Extracted data entries
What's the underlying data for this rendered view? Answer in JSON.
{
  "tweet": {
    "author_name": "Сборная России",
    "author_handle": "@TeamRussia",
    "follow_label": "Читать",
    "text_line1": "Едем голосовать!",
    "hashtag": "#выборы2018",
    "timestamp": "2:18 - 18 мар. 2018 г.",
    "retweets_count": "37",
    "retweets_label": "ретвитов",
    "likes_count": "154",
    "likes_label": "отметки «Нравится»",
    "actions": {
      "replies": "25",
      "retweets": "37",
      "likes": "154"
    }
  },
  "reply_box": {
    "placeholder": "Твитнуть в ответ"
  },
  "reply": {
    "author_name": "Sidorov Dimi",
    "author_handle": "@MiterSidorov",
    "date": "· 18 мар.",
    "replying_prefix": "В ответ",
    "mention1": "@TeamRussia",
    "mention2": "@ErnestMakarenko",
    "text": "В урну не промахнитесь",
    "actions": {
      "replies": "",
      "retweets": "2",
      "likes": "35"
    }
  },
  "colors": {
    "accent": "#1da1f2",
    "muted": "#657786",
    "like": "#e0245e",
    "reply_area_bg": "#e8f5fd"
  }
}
--
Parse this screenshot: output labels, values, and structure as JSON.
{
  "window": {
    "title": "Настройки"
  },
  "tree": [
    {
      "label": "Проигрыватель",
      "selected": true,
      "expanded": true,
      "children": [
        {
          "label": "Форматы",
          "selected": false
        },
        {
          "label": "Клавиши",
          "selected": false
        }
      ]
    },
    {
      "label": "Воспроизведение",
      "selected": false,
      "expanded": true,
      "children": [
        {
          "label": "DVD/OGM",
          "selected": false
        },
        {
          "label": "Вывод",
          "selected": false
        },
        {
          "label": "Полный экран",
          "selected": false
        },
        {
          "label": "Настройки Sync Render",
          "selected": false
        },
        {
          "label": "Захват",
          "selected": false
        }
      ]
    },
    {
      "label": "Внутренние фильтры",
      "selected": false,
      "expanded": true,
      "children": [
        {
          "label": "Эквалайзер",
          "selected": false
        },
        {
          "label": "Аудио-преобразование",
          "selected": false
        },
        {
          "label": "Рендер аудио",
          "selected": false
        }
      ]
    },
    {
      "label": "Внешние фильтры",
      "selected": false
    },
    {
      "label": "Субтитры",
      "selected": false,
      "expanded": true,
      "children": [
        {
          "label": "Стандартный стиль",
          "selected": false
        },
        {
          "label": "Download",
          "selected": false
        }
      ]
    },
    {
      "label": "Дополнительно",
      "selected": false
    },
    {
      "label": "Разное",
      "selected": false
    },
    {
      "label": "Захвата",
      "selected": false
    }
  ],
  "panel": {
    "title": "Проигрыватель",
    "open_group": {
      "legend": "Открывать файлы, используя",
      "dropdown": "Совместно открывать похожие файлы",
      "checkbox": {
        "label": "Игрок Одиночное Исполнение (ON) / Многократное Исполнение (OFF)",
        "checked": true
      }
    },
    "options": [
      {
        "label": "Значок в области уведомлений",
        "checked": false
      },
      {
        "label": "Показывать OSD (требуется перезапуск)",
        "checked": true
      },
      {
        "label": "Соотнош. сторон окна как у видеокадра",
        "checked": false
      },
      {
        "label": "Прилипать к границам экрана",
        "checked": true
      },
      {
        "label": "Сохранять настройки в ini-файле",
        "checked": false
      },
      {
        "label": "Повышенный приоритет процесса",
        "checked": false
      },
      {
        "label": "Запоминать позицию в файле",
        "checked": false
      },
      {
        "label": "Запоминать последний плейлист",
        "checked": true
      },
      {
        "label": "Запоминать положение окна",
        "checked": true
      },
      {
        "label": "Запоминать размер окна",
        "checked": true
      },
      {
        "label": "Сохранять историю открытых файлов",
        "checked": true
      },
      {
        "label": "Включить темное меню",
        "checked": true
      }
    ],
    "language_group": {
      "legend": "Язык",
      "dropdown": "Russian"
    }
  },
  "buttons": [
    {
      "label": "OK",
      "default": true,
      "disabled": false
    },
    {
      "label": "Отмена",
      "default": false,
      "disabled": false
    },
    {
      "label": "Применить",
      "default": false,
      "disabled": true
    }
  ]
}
---
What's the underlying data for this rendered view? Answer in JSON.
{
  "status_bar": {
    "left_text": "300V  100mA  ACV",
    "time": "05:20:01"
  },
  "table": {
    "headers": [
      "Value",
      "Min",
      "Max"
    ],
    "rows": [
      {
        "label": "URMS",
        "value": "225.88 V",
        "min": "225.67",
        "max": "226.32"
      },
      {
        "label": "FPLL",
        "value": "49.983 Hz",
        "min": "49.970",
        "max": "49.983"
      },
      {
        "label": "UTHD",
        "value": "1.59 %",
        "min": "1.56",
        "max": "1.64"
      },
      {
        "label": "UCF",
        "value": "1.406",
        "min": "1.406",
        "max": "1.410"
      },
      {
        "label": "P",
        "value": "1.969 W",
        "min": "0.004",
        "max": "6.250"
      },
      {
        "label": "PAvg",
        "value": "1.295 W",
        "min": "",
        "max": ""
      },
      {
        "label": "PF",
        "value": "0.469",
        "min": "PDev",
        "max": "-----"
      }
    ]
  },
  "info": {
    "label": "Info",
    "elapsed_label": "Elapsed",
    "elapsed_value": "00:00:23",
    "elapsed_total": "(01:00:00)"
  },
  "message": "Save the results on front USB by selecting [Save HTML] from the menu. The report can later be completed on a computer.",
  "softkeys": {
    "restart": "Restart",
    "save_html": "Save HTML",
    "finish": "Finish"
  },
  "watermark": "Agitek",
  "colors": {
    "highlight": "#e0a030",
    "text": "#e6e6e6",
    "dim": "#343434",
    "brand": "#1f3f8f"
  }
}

Task to carry out
Wherever the word "title" occurs in a line of the listing, copy that line.

Answer to this task
    "title": "Настройки"
    "title": "Проигрыватель",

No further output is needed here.